*Set exercise*:
Provide an exact copy of the data, excluding the images.

*Extracted records*:
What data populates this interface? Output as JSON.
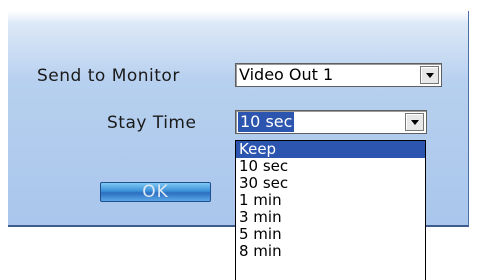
{
  "dialog": {
    "send_label": "Send to Monitor",
    "send_value": "Video Out 1",
    "stay_label": "Stay Time",
    "stay_value": "10 sec",
    "ok_label": "OK"
  },
  "dropdown": {
    "options": [
      "Keep",
      "10 sec",
      "30 sec",
      "1 min",
      "3 min",
      "5 min",
      "8 min"
    ],
    "highlighted": "Keep"
  },
  "colors": {
    "selection": "#2c55b0",
    "ok_button": "#3a90d8",
    "dialog_bg": "#b7d0ef"
  }
}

*Result of the task*:
What data populates this interface? Output as JSON.
{
  "dialog": {
    "send_label": "Send to Monitor",
    "send_value": "Video Out 1",
    "stay_label": "Stay Time",
    "stay_value": "10 sec",
    "ok_label": "OK"
  },
  "dropdown": {
    "options": [
      "Keep",
      "10 sec",
      "30 sec",
      "1 min",
      "3 min",
      "5 min",
      "8 min"
    ],
    "highlighted": "Keep"
  },
  "colors": {
    "selection": "#2c55b0",
    "ok_button": "#3a90d8",
    "dialog_bg": "#b7d0ef"
  }
}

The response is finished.